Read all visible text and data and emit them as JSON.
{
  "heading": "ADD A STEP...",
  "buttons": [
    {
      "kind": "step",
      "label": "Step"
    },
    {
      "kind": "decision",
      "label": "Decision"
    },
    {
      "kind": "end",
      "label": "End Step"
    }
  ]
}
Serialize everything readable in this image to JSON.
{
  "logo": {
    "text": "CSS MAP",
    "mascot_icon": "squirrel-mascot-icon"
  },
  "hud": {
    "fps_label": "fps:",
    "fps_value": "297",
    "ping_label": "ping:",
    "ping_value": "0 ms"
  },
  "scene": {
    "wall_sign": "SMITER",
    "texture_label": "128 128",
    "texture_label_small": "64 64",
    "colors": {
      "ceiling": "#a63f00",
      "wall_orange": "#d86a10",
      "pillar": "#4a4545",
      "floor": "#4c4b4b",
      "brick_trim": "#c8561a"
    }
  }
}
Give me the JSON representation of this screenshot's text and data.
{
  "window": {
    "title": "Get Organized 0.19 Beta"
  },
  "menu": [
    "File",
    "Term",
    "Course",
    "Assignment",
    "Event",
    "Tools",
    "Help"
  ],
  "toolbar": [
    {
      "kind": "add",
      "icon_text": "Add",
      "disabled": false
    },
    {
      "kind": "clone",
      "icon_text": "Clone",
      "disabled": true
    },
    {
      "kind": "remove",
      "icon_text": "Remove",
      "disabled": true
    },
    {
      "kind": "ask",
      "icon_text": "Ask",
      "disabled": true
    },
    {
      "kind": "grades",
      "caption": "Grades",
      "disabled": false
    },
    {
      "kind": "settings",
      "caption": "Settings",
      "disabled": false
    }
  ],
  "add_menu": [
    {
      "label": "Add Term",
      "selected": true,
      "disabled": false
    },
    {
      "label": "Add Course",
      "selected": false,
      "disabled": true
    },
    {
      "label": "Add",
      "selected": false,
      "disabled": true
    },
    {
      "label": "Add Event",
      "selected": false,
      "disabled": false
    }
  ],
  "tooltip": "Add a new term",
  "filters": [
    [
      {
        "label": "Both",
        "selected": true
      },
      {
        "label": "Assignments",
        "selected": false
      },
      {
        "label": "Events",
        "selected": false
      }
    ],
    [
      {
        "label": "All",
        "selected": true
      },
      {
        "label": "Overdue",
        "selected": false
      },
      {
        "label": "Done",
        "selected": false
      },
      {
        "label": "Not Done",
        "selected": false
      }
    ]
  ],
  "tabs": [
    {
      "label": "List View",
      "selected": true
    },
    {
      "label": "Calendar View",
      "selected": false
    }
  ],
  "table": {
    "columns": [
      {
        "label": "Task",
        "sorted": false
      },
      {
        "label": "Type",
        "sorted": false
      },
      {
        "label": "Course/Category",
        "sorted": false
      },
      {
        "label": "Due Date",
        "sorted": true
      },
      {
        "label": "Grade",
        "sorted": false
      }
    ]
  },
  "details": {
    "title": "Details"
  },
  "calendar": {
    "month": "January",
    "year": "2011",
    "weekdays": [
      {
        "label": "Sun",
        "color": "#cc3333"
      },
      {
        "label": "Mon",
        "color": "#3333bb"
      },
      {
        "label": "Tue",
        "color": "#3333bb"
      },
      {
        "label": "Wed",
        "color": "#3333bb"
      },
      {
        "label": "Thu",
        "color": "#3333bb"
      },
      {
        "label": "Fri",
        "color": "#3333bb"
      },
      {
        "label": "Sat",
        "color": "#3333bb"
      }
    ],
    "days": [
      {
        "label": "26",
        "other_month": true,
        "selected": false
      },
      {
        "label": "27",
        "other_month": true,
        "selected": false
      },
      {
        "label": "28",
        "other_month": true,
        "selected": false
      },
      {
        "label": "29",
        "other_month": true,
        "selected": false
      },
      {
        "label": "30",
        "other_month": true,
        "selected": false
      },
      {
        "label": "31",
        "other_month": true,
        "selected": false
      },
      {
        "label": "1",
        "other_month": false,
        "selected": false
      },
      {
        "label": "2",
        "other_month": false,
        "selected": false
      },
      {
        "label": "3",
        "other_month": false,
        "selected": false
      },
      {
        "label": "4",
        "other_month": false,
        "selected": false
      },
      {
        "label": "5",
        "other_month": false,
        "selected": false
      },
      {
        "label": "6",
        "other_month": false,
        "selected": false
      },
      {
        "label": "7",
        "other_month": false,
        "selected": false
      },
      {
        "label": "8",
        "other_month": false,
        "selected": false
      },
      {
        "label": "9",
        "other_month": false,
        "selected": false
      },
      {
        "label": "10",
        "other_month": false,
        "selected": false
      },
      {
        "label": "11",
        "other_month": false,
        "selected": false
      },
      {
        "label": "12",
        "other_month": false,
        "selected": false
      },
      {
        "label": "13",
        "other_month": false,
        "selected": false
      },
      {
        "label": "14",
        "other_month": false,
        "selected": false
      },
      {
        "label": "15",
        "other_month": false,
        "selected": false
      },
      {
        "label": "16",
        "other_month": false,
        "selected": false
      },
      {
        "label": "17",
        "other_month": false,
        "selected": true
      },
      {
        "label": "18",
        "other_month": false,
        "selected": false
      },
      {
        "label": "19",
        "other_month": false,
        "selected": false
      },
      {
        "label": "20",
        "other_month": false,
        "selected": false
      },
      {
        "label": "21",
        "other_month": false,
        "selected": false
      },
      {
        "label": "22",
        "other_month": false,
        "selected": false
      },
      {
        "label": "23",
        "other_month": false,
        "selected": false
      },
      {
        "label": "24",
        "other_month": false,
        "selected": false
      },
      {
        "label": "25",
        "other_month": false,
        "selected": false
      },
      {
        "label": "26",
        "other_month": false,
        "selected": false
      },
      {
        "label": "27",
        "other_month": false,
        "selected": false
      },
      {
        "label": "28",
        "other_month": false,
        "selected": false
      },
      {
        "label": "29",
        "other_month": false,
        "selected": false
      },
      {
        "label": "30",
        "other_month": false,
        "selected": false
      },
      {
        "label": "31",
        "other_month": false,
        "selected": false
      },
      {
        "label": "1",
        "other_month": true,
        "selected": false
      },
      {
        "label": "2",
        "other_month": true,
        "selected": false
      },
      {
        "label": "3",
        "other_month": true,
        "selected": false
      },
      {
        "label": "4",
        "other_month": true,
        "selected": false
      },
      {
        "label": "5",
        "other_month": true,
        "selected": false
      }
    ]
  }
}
━━━
Written instruction: Extract all the entries word for word.

Written answer:
Read all visible text and data and emit them as JSON.
{
  "heading": "ADD A STEP...",
  "buttons": [
    {
      "kind": "step",
      "label": "Step"
    },
    {
      "kind": "decision",
      "label": "Decision"
    },
    {
      "kind": "end",
      "label": "End Step"
    }
  ]
}
Serialize everything readable in this image to JSON.
{
  "logo": {
    "text": "CSS MAP",
    "mascot_icon": "squirrel-mascot-icon"
  },
  "hud": {
    "fps_label": "fps:",
    "fps_value": "297",
    "ping_label": "ping:",
    "ping_value": "0 ms"
  },
  "scene": {
    "wall_sign": "SMITER",
    "texture_label": "128 128",
    "texture_label_small": "64 64",
    "colors": {
      "ceiling": "#a63f00",
      "wall_orange": "#d86a10",
      "pillar": "#4a4545",
      "floor": "#4c4b4b",
      "brick_trim": "#c8561a"
    }
  }
}
Give me the JSON representation of this screenshot's text and data.
{
  "window": {
    "title": "Get Organized 0.19 Beta"
  },
  "menu": [
    "File",
    "Term",
    "Course",
    "Assignment",
    "Event",
    "Tools",
    "Help"
  ],
  "toolbar": [
    {
      "kind": "add",
      "icon_text": "Add",
      "disabled": false
    },
    {
      "kind": "clone",
      "icon_text": "Clone",
      "disabled": true
    },
    {
      "kind": "remove",
      "icon_text": "Remove",
      "disabled": true
    },
    {
      "kind": "ask",
      "icon_text": "Ask",
      "disabled": true
    },
    {
      "kind": "grades",
      "caption": "Grades",
      "disabled": false
    },
    {
      "kind": "settings",
      "caption": "Settings",
      "disabled": false
    }
  ],
  "add_menu": [
    {
      "label": "Add Term",
      "selected": true,
      "disabled": false
    },
    {
      "label": "Add Course",
      "selected": false,
      "disabled": true
    },
    {
      "label": "Add",
      "selected": false,
      "disabled": true
    },
    {
      "label": "Add Event",
      "selected": false,
      "disabled": false
    }
  ],
  "tooltip": "Add a new term",
  "filters": [
    [
      {
        "label": "Both",
        "selected": true
      },
      {
        "label": "Assignments",
        "selected": false
      },
      {
        "label": "Events",
        "selected": false
      }
    ],
    [
      {
        "label": "All",
        "selected": true
      },
      {
        "label": "Overdue",
        "selected": false
      },
      {
        "label": "Done",
        "selected": false
      },
      {
        "label": "Not Done",
        "selected": false
      }
    ]
  ],
  "tabs": [
    {
      "label": "List View",
      "selected": true
    },
    {
      "label": "Calendar View",
      "selected": false
    }
  ],
  "table": {
    "columns": [
      {
        "label": "Task",
        "sorted": false
      },
      {
        "label": "Type",
        "sorted": false
      },
      {
        "label": "Course/Category",
        "sorted": false
      },
      {
        "label": "Due Date",
        "sorted": true
      },
      {
        "label": "Grade",
        "sorted": false
      }
    ]
  },
  "details": {
    "title": "Details"
  },
  "calendar": {
    "month": "January",
    "year": "2011",
    "weekdays": [
      {
        "label": "Sun",
        "color": "#cc3333"
      },
      {
        "label": "Mon",
        "color": "#3333bb"
      },
      {
        "label": "Tue",
        "color": "#3333bb"
      },
      {
        "label": "Wed",
        "color": "#3333bb"
      },
      {
        "label": "Thu",
        "color": "#3333bb"
      },
      {
        "label": "Fri",
        "color": "#3333bb"
      },
      {
        "label": "Sat",
        "color": "#3333bb"
      }
    ],
    "days": [
      {
        "label": "26",
        "other_month": true,
        "selected": false
      },
      {
        "label": "27",
        "other_month": true,
        "selected": false
      },
      {
        "label": "28",
        "other_month": true,
        "selected": false
      },
      {
        "label": "29",
        "other_month": true,
        "selected": false
      },
      {
        "label": "30",
        "other_month": true,
        "selected": false
      },
      {
        "label": "31",
        "other_month": true,
        "selected": false
      },
      {
        "label": "1",
        "other_month": false,
        "selected": false
      },
      {
        "label": "2",
        "other_month": false,
        "selected": false
      },
      {
        "label": "3",
        "other_month": false,
        "selected": false
      },
      {
        "label": "4",
        "other_month": false,
        "selected": false
      },
      {
        "label": "5",
        "other_month": false,
        "selected": false
      },
      {
        "label": "6",
        "other_month": false,
        "selected": false
      },
      {
        "label": "7",
        "other_month": false,
        "selected": false
      },
      {
        "label": "8",
        "other_month": false,
        "selected": false
      },
      {
        "label": "9",
        "other_month": false,
        "selected": false
      },
      {
        "label": "10",
        "other_month": false,
        "selected": false
      },
      {
        "label": "11",
        "other_month": false,
        "selected": false
      },
      {
        "label": "12",
        "other_month": false,
        "selected": false
      },
      {
        "label": "13",
        "other_month": false,
        "selected": false
      },
      {
        "label": "14",
        "other_month": false,
        "selected": false
      },
      {
        "label": "15",
        "other_month": false,
        "selected": false
      },
      {
        "label": "16",
        "other_month": false,
        "selected": false
      },
      {
        "label": "17",
        "other_month": false,
        "selected": true
      },
      {
        "label": "18",
        "other_month": false,
        "selected": false
      },
      {
        "label": "19",
        "other_month": false,
        "selected": false
      },
      {
        "label": "20",
        "other_month": false,
        "selected": false
      },
      {
        "label": "21",
        "other_month": false,
        "selected": false
      },
      {
        "label": "22",
        "other_month": false,
        "selected": false
      },
      {
        "label": "23",
        "other_month": false,
        "selected": false
      },
      {
        "label": "24",
        "other_month": false,
        "selected": false
      },
      {
        "label": "25",
        "other_month": false,
        "selected": false
      },
      {
        "label": "26",
        "other_month": false,
        "selected": false
      },
      {
        "label": "27",
        "other_month": false,
        "selected": false
      },
      {
        "label": "28",
        "other_month": false,
        "selected": false
      },
      {
        "label": "29",
        "other_month": false,
        "selected": false
      },
      {
        "label": "30",
        "other_month": false,
        "selected": false
      },
      {
        "label": "31",
        "other_month": false,
        "selected": false
      },
      {
        "label": "1",
        "other_month": true,
        "selected": false
      },
      {
        "label": "2",
        "other_month": true,
        "selected": false
      },
      {
        "label": "3",
        "other_month": true,
        "selected": false
      },
      {
        "label": "4",
        "other_month": true,
        "selected": false
      },
      {
        "label": "5",
        "other_month": true,
        "selected": false
      }
    ]
  }
}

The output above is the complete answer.